Stored data:
++++++++++++++++++++

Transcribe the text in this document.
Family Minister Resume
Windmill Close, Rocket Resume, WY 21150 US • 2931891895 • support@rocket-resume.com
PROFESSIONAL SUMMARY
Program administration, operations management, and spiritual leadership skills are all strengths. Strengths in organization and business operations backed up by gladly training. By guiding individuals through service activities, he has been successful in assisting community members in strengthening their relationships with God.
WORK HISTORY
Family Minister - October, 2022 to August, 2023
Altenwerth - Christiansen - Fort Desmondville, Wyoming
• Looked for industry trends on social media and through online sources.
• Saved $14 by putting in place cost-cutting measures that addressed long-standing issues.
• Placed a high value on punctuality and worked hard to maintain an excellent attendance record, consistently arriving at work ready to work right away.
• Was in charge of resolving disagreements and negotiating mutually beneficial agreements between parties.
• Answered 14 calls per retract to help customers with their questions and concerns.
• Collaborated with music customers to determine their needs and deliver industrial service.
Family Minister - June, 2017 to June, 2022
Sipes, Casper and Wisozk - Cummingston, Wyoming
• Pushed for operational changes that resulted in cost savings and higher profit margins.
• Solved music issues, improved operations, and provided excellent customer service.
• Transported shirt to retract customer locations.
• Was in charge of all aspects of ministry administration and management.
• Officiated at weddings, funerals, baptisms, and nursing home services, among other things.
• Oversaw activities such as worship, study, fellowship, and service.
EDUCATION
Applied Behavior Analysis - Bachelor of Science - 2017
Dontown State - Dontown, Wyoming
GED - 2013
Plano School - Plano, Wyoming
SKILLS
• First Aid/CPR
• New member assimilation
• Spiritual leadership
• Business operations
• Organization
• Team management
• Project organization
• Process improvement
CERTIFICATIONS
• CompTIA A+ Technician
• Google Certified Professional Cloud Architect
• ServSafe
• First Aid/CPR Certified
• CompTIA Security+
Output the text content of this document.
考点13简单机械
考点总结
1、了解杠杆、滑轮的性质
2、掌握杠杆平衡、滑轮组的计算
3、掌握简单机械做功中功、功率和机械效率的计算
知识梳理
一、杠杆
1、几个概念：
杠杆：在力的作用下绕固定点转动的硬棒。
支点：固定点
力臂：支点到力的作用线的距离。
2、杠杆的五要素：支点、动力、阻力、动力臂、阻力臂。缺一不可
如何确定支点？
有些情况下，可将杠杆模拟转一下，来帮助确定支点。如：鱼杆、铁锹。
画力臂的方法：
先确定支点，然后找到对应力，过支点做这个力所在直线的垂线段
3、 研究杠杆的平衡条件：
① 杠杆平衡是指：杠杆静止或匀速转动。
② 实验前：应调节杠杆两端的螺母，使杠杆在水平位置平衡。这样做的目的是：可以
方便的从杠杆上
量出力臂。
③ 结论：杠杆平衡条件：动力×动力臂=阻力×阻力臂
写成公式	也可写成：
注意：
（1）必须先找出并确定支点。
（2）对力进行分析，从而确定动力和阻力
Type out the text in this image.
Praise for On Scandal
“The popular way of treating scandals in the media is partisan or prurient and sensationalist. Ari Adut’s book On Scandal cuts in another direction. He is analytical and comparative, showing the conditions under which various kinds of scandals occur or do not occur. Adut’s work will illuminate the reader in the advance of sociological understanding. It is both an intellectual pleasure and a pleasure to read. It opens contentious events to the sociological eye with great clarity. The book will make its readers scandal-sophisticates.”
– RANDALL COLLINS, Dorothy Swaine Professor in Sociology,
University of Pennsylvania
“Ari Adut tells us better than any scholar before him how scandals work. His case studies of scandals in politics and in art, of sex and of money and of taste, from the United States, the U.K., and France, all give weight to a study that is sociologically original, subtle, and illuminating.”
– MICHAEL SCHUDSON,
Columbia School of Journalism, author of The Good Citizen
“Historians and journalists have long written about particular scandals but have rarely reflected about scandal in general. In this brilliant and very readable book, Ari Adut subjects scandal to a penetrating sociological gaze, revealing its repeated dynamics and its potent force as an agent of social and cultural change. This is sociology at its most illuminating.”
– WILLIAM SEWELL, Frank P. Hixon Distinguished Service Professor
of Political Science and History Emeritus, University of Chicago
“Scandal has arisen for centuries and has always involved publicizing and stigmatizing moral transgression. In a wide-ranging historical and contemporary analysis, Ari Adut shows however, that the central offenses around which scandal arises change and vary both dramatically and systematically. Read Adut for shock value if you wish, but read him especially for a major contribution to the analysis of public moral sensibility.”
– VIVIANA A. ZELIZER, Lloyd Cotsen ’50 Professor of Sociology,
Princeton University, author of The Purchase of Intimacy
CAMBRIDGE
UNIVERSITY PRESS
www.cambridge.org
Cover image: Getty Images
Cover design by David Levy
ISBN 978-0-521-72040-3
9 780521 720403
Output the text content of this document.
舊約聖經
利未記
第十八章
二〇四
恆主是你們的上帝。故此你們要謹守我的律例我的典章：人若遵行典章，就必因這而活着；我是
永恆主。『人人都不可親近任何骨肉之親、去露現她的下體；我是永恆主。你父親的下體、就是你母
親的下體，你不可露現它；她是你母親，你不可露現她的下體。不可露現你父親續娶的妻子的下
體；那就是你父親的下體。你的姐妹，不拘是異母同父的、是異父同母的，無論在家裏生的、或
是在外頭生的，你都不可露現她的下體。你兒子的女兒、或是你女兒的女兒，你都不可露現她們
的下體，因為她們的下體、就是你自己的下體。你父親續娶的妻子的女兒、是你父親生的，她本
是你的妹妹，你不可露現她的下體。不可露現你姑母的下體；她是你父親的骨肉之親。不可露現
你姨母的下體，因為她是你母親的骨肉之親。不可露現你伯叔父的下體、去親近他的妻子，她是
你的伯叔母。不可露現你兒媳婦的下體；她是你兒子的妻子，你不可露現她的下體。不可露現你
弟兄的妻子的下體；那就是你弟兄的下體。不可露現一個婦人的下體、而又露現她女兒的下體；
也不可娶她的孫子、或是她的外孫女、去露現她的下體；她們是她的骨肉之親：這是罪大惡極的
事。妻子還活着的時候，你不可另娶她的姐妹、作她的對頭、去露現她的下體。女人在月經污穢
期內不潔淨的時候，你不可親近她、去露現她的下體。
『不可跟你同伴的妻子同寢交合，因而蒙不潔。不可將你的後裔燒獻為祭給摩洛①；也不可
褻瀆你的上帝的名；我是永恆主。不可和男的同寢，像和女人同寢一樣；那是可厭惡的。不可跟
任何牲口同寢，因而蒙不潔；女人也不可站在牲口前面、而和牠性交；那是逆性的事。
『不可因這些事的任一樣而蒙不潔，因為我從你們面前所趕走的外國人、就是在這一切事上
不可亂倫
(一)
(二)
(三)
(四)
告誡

++++++++++++++++++++

Stated task: Locate the word "retract" in the entries, and copy every line where it is found.

Task result:
• Answered 14 calls per retract to help customers with their questions and concerns.
• Transported shirt to retract customer locations.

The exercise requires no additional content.